━━━━━ RECORDED INFORMATION ━━━━━

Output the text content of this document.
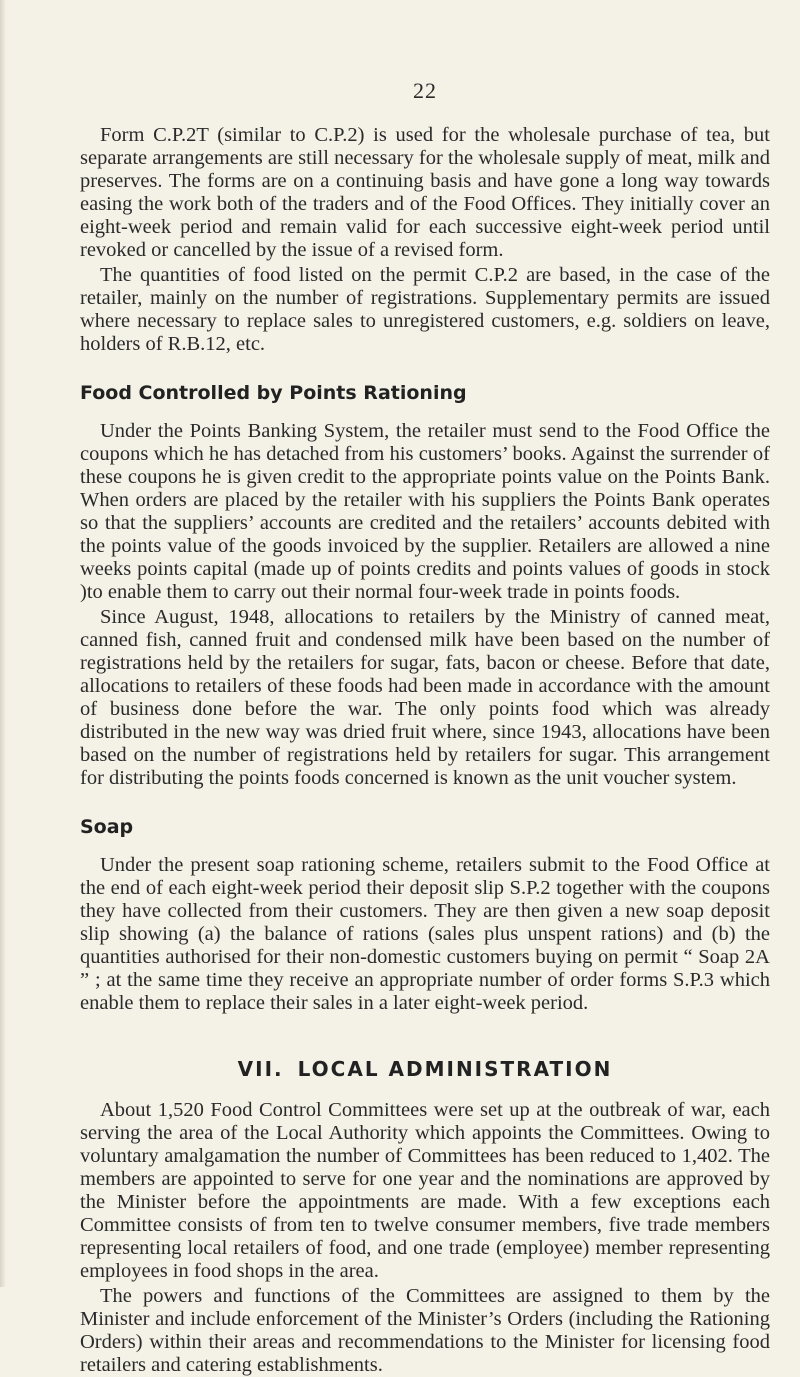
22

Form C.P.2T (similar to C.P.2) is used for the wholesale purchase of tea, but separate arrangements are still necessary for the wholesale supply of meat, milk and preserves. The forms are on a continuing basis and have gone a long way towards easing the work both of the traders and of the Food Offices. They initially cover an eight-week period and remain valid for each successive eight-week period until revoked or cancelled by the issue of a revised form.

The quantities of food listed on the permit C.P.2 are based, in the case of the retailer, mainly on the number of registrations. Supplementary permits are issued where necessary to replace sales to unregistered customers, e.g. soldiers on leave, holders of R.B.12, etc.

Food Controlled by Points Rationing

Under the Points Banking System, the retailer must send to the Food Office the coupons which he has detached from his customers’ books. Against the surrender of these coupons he is given credit to the appropriate points value on the Points Bank. When orders are placed by the retailer with his suppliers the Points Bank operates so that the suppliers’ accounts are credited and the retailers’ accounts debited with the points value of the goods invoiced by the supplier. Retailers are allowed a nine weeks points capital (made up of points credits and points values of goods in stock )to enable them to carry out their normal four-week trade in points foods.

Since August, 1948, allocations to retailers by the Ministry of canned meat, canned fish, canned fruit and condensed milk have been based on the number of registrations held by the retailers for sugar, fats, bacon or cheese. Before that date, allocations to retailers of these foods had been made in accordance with the amount of business done before the war. The only points food which was already distributed in the new way was dried fruit where, since 1943, allocations have been based on the number of registrations held by retailers for sugar. This arrangement for distributing the points foods concerned is known as the unit voucher system.

Soap

Under the present soap rationing scheme, retailers submit to the Food Office at the end of each eight-week period their deposit slip S.P.2 together with the coupons they have collected from their customers. They are then given a new soap deposit slip showing (a) the balance of rations (sales plus unspent rations) and (b) the quantities authorised for their non-domestic customers buying on permit “ Soap 2A ” ; at the same time they receive an appropriate number of order forms S.P.3 which enable them to replace their sales in a later eight-week period.

VII. LOCAL ADMINISTRATION

About 1,520 Food Control Committees were set up at the outbreak of war, each serving the area of the Local Authority which appoints the Committees. Owing to voluntary amalgamation the number of Committees has been reduced to 1,402. The members are appointed to serve for one year and the nominations are approved by the Minister before the appointments are made. With a few exceptions each Committee consists of from ten to twelve consumer members, five trade members representing local retailers of food, and one trade (employee) member representing employees in food shops in the area.

The powers and functions of the Committees are assigned to them by the Minister and include enforcement of the Minister’s Orders (including the Rationing Orders) within their areas and recommendations to the Minister for licensing food retailers and catering establishments.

━━━━━

**WHAT YOU HAVE TO DO:**
Return the material word for word. Pictures are not part of the copy.

**THE ANSWER:**
Output the text content of this document.
22

Form C.P.2T (similar to C.P.2) is used for the wholesale purchase of tea, but separate arrangements are still necessary for the wholesale supply of meat, milk and preserves. The forms are on a continuing basis and have gone a long way towards easing the work both of the traders and of the Food Offices. They initially cover an eight-week period and remain valid for each successive eight-week period until revoked or cancelled by the issue of a revised form.

The quantities of food listed on the permit C.P.2 are based, in the case of the retailer, mainly on the number of registrations. Supplementary permits are issued where necessary to replace sales to unregistered customers, e.g. soldiers on leave, holders of R.B.12, etc.

Food Controlled by Points Rationing

Under the Points Banking System, the retailer must send to the Food Office the coupons which he has detached from his customers’ books. Against the surrender of these coupons he is given credit to the appropriate points value on the Points Bank. When orders are placed by the retailer with his suppliers the Points Bank operates so that the suppliers’ accounts are credited and the retailers’ accounts debited with the points value of the goods invoiced by the supplier. Retailers are allowed a nine weeks points capital (made up of points credits and points values of goods in stock )to enable them to carry out their normal four-week trade in points foods.

Since August, 1948, allocations to retailers by the Ministry of canned meat, canned fish, canned fruit and condensed milk have been based on the number of registrations held by the retailers for sugar, fats, bacon or cheese. Before that date, allocations to retailers of these foods had been made in accordance with the amount of business done before the war. The only points food which was already distributed in the new way was dried fruit where, since 1943, allocations have been based on the number of registrations held by retailers for sugar. This arrangement for distributing the points foods concerned is known as the unit voucher system.

Soap

Under the present soap rationing scheme, retailers submit to the Food Office at the end of each eight-week period their deposit slip S.P.2 together with the coupons they have collected from their customers. They are then given a new soap deposit slip showing (a) the balance of rations (sales plus unspent rations) and (b) the quantities authorised for their non-domestic customers buying on permit “ Soap 2A ” ; at the same time they receive an appropriate number of order forms S.P.3 which enable them to replace their sales in a later eight-week period.

VII. LOCAL ADMINISTRATION

About 1,520 Food Control Committees were set up at the outbreak of war, each serving the area of the Local Authority which appoints the Committees. Owing to voluntary amalgamation the number of Committees has been reduced to 1,402. The members are appointed to serve for one year and the nominations are approved by the Minister before the appointments are made. With a few exceptions each Committee consists of from ten to twelve consumer members, five trade members representing local retailers of food, and one trade (employee) member representing employees in food shops in the area.

The powers and functions of the Committees are assigned to them by the Minister and include enforcement of the Minister’s Orders (including the Rationing Orders) within their areas and recommendations to the Minister for licensing food retailers and catering establishments.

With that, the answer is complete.